The idea for fictional novel, ‘Rebel in Venus,’ sprang from Marissa Nick’s live, dance show
Marissa Alma Nick, the founder of Alma Dancer Theater, will read from her fictional drama, “Rebel in Venus,” at 7 p.m. on Thursday, Nov. 16 at Dear Eleanor in Miami. (Photo courtesy of Ashlyn Mckibben)
For choreographer-turned-author Marissa Alma Nick, her journey into the world of authorship was a path carved with unexpected turns, personal losses, and a relentless pursuit of creative expression. In 2020, Nick experienced a period of intense turmoil: a tear to her meniscus that required surgery and kept her immobile for months, the devastating loss of her best friend by suicide, the isolation and fear that accompanied the global COVID pandemic along with political upheaval.
It was her own road to healing, which involved intensive months of physical and mental therapy that led her to storytelling through the written word instead of the physical body. While Nick had written previously, her primary focus had always been dance. It took yet another meniscus tear to her other knee and many more months of immobility, she says, to push her into self-publishing her debut novel, “Rebel in Venus.”
“It was just honestly, very scary to make that shift, that jump on how to own that (being an author) or what does that mean as a dancer, choreographer?” says Nick. “It took a year and three surgeries forced on to me, and that’s when I was like, ‘OK, well, you know, I’m just gonna do it.’ It was very chaotic but beautiful at the same time.”
Self-publishing is also consistent with a DIY approach that had been a hallmark of her work as a choreographer and artist, the founder of Alma Dance Theater, which she launched in the fall of 2014. “Rebel in Venus,” the novel, first began as a live show authored and directed by Nick. Alma Dance Theater debuted “Rebel in Venus” at Miami Dade County Auditorium in March of 2018. It was fueled by the #metoo movement and Nick’s own personal search to understand the expression and embodiment of female sexuality.

○ ○ ○ ○ ○

Work task: Please pick up the article above on Marissa Alma Nick and her novel "Rebel in Venus" and continue it from the end of its last sentence.

○ ○ ○ ○ ○

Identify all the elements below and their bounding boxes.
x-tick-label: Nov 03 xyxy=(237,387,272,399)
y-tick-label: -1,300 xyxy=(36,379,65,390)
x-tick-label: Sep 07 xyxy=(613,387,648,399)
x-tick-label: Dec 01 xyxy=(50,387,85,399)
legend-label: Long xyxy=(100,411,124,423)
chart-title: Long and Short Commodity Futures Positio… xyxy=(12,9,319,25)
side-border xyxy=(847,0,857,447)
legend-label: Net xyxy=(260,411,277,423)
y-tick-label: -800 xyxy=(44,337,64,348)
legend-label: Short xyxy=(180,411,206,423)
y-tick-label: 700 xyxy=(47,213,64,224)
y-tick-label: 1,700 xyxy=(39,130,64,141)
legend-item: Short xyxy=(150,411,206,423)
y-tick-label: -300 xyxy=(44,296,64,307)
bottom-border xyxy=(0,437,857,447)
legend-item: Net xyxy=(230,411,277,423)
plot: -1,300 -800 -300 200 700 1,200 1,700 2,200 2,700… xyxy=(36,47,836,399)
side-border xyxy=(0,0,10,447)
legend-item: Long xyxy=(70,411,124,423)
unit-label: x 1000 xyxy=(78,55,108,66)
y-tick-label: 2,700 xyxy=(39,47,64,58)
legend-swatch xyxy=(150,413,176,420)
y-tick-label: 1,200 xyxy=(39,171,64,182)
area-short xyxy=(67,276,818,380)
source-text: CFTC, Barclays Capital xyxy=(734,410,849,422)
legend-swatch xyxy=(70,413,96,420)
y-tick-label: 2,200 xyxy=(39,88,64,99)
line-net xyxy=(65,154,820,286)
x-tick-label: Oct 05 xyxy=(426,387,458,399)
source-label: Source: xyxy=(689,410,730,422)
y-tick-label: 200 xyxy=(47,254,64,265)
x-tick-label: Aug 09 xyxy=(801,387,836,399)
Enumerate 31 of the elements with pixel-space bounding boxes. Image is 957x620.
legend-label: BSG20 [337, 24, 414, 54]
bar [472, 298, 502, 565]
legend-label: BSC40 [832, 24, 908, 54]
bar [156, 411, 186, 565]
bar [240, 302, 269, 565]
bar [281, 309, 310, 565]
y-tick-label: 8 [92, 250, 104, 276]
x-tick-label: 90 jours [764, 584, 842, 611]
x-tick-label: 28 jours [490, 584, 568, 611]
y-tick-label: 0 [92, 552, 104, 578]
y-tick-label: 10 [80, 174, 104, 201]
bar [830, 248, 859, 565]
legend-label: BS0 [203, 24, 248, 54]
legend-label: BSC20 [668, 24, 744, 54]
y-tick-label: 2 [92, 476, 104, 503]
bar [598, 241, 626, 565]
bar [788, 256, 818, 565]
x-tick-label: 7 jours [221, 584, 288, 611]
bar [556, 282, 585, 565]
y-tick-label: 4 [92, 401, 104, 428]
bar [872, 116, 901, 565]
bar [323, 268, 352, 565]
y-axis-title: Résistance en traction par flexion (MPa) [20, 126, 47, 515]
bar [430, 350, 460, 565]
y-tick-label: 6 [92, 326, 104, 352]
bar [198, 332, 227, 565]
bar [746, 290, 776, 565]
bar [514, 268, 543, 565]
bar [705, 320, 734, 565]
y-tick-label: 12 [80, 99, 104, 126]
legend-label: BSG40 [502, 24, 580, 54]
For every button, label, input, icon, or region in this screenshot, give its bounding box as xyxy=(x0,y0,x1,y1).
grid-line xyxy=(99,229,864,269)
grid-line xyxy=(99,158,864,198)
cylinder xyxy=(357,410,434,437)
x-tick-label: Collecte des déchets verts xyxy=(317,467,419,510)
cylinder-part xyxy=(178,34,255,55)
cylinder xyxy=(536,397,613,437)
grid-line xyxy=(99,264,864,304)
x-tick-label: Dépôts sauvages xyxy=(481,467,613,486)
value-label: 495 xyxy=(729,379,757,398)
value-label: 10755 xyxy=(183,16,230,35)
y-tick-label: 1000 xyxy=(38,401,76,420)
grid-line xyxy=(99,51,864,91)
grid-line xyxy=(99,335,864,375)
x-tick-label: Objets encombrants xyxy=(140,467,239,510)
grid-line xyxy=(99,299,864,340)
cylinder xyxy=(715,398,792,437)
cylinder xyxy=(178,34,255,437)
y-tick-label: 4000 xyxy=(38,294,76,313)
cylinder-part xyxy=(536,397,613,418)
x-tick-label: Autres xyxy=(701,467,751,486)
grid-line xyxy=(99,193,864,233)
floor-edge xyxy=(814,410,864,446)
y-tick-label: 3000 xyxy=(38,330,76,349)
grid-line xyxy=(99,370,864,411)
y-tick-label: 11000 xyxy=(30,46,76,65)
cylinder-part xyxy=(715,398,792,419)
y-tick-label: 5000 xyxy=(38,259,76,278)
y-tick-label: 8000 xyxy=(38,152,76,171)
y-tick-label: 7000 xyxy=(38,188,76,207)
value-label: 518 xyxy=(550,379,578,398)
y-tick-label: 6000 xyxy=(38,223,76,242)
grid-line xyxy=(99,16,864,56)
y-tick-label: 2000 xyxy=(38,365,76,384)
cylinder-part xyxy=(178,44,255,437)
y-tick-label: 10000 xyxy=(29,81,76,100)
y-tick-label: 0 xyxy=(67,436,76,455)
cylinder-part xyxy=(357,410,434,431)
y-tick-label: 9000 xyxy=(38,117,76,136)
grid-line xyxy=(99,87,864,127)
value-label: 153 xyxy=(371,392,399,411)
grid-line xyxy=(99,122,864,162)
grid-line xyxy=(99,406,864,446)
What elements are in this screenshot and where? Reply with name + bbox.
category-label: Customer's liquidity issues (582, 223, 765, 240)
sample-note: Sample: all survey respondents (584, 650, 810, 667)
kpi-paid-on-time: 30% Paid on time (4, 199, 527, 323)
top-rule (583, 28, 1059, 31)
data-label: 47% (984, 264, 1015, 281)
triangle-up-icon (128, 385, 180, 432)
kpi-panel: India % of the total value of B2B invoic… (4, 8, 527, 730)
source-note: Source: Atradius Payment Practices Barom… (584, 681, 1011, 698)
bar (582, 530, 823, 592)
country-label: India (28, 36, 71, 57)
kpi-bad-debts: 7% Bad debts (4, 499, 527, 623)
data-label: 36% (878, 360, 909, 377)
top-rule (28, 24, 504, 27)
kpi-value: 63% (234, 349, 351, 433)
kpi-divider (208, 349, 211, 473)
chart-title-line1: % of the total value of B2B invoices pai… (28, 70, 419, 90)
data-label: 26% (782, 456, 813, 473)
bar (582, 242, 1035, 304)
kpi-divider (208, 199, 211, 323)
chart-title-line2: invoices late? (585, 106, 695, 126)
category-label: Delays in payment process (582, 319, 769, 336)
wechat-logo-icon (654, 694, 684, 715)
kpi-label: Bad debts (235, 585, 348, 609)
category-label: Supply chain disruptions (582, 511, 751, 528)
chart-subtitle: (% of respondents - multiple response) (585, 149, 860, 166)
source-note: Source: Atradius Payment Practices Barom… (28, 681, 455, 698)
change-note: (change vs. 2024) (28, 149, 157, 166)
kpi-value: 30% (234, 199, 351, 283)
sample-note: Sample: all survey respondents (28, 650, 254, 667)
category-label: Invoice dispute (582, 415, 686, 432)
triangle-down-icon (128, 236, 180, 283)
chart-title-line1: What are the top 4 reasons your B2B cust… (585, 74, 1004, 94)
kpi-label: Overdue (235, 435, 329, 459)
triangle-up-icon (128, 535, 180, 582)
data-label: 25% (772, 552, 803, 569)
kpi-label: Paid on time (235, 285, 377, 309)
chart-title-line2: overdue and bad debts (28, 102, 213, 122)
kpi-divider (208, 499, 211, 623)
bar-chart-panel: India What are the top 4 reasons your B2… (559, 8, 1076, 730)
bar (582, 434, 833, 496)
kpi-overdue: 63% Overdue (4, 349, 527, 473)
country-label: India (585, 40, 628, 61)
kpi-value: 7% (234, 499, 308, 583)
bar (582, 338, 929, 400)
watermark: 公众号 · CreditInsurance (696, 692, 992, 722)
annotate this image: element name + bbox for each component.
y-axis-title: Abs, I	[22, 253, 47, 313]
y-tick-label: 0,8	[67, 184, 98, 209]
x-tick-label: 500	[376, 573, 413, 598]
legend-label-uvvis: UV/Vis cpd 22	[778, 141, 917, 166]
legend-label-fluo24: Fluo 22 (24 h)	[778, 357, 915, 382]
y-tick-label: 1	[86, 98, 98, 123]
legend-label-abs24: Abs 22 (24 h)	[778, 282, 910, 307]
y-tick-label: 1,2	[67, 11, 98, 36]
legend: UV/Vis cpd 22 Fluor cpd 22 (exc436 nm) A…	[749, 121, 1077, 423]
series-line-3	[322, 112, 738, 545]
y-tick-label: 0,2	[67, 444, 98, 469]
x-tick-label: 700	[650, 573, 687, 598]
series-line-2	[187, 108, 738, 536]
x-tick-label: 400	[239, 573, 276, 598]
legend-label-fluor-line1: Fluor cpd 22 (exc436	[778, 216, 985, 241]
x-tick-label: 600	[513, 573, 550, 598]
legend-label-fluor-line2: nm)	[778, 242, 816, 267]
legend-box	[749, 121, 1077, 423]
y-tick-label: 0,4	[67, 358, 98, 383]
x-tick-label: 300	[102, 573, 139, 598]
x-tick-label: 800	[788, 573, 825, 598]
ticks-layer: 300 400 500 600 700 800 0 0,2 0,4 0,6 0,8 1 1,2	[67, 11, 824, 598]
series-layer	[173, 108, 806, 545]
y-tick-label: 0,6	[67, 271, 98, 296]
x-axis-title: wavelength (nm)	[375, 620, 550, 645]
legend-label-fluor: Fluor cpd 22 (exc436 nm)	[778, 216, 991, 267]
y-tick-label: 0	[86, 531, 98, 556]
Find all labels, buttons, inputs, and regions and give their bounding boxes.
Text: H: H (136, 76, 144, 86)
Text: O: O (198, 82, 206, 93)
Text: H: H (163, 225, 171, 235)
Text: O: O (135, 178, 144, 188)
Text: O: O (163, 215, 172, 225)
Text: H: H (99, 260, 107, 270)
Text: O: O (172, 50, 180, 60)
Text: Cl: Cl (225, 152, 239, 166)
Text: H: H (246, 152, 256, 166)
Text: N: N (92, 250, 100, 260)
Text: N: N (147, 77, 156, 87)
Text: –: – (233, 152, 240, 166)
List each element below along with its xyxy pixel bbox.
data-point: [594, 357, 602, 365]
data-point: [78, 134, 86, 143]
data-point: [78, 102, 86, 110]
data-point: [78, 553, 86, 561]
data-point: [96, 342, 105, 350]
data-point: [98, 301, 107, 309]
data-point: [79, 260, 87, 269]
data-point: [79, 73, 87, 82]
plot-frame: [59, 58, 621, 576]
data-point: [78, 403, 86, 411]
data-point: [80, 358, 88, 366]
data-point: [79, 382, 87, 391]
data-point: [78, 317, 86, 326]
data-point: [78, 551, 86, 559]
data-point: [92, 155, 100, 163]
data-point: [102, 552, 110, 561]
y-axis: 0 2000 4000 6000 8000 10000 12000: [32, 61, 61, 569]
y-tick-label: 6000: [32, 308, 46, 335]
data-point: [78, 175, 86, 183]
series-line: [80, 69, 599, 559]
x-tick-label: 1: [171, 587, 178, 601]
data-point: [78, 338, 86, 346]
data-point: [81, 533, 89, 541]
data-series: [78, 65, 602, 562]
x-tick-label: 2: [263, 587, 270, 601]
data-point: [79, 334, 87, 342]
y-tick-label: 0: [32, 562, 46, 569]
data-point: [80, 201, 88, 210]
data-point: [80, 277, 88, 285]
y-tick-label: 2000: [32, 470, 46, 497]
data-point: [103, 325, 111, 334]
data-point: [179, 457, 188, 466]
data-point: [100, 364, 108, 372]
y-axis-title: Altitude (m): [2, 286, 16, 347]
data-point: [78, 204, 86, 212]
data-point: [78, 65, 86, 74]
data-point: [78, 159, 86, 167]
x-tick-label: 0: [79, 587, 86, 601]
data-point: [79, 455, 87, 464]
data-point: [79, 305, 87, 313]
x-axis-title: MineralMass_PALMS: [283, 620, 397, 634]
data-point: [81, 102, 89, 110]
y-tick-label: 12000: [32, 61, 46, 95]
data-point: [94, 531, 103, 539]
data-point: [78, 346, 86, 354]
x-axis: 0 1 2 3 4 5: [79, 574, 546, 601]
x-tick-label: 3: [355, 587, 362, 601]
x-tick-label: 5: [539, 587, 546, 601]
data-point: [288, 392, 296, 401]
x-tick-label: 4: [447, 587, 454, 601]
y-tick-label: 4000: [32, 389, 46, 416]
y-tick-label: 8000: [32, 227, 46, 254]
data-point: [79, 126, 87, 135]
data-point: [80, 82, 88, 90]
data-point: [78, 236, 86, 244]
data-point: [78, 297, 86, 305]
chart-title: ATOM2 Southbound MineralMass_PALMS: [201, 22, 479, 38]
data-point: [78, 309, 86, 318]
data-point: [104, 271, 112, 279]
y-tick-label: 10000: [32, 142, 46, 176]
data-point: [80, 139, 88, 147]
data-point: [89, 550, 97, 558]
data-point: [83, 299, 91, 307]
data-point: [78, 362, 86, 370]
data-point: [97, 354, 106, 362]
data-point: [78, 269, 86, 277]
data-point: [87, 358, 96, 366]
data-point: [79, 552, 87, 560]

○ ○ ○ ○ ○

Task response:
The book, a fictional drama, that was released in May 2023, delves into themes that have been prevalent in her dance work: personal agency, mental illness, sexual assault and sex work. Centered on a conversation between two friends, the story becomes confessional as they reveal pain and trauma, unpacking years of individual struggles with depression and societal expectations.
“I really wanted to create a visceral experience for people, who if they don’t have depression, anxiety or trauma, this is what it feels like, not just what’s going on in her head but what she’s feeling in her body.”
Nick will read from the work at 7 p.m. on Thursday, Nov. 16 at Dear Eleanor in Miami.
As for the title, the author deliberately chose it as a further interrogation of gender ideals.
“What it is to be a goddess in American culture is very specific. The Venus is often presented as white and docile and apologetic almost and pure. What is it to break this singular archetype of what it is to be a goddess? If we can break through that ‘I’m not good enough to be a goddess,’ that’s the biggest breakthrough for any woman or fem-identified person — when we take ownership of our bodies or even our own happiness or purpose — that’s still seen as a very rebellious act.”
In making one of the main characters a sex worker, she further rebels from what is typically accepted in society for women, underscoring the importance of bodily autonomy and agency. In giving voice to the character and revealing her inner world, Nick, who herself worked as a stripper and burlesque dancer challenges the stigmatization and judgment that often surrounds sex work.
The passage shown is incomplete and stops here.